= Data records =
** Begin **

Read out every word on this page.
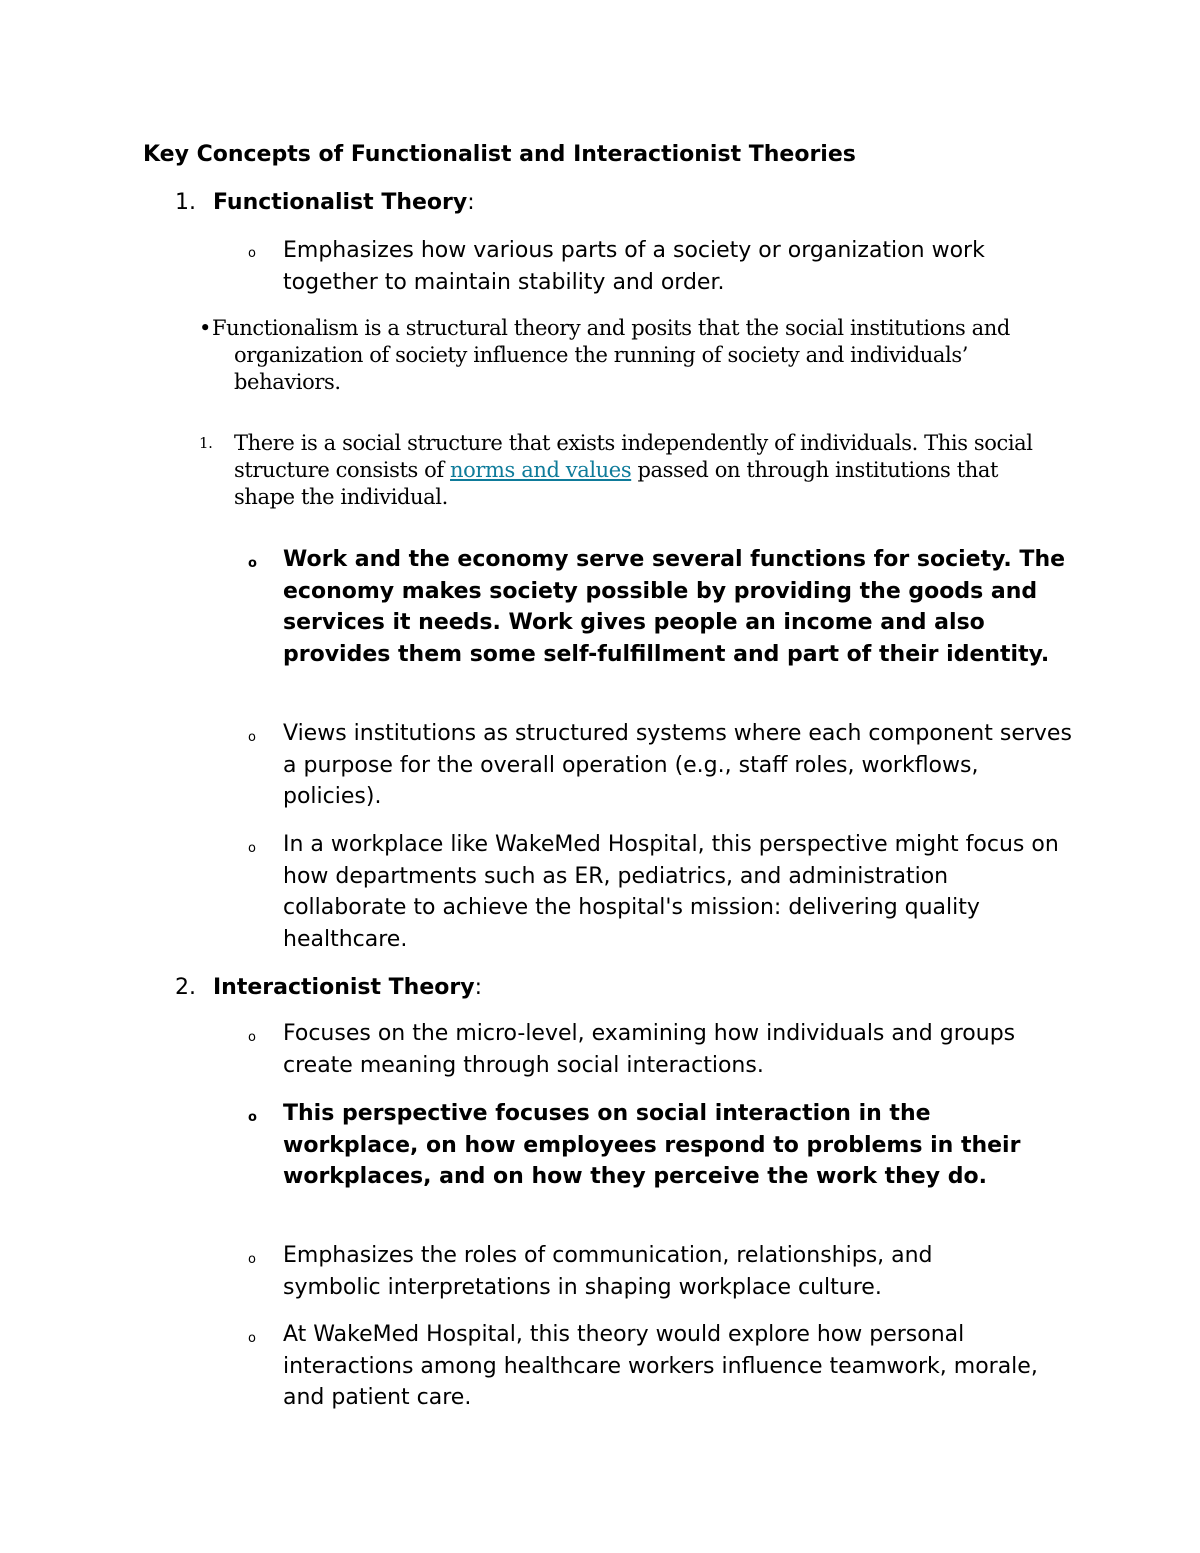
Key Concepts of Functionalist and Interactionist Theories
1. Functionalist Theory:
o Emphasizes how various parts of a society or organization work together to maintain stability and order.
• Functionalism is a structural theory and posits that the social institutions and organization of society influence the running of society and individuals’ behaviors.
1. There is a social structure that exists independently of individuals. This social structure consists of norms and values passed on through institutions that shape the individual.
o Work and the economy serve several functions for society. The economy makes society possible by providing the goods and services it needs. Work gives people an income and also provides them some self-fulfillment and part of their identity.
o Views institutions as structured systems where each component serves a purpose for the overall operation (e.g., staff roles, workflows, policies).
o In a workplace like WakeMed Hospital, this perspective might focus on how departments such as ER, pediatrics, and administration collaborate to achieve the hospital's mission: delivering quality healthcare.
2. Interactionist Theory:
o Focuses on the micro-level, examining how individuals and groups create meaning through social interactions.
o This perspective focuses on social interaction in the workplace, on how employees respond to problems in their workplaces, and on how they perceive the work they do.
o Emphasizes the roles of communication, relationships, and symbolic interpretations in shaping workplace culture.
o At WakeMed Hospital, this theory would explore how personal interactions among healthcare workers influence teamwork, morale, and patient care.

** End **

= Problem =
Quote the data exactly, leaving every image out of the copy.

= Answer to the problem =
Read out every word on this page.
Key Concepts of Functionalist and Interactionist Theories
1. Functionalist Theory:
o Emphasizes how various parts of a society or organization work together to maintain stability and order.
• Functionalism is a structural theory and posits that the social institutions and organization of society influence the running of society and individuals’ behaviors.
1. There is a social structure that exists independently of individuals. This social structure consists of norms and values passed on through institutions that shape the individual.
o Work and the economy serve several functions for society. The economy makes society possible by providing the goods and services it needs. Work gives people an income and also provides them some self-fulfillment and part of their identity.
o Views institutions as structured systems where each component serves a purpose for the overall operation (e.g., staff roles, workflows, policies).
o In a workplace like WakeMed Hospital, this perspective might focus on how departments such as ER, pediatrics, and administration collaborate to achieve the hospital's mission: delivering quality healthcare.
2. Interactionist Theory:
o Focuses on the micro-level, examining how individuals and groups create meaning through social interactions.
o This perspective focuses on social interaction in the workplace, on how employees respond to problems in their workplaces, and on how they perceive the work they do.
o Emphasizes the roles of communication, relationships, and symbolic interpretations in shaping workplace culture.
o At WakeMed Hospital, this theory would explore how personal interactions among healthcare workers influence teamwork, morale, and patient care.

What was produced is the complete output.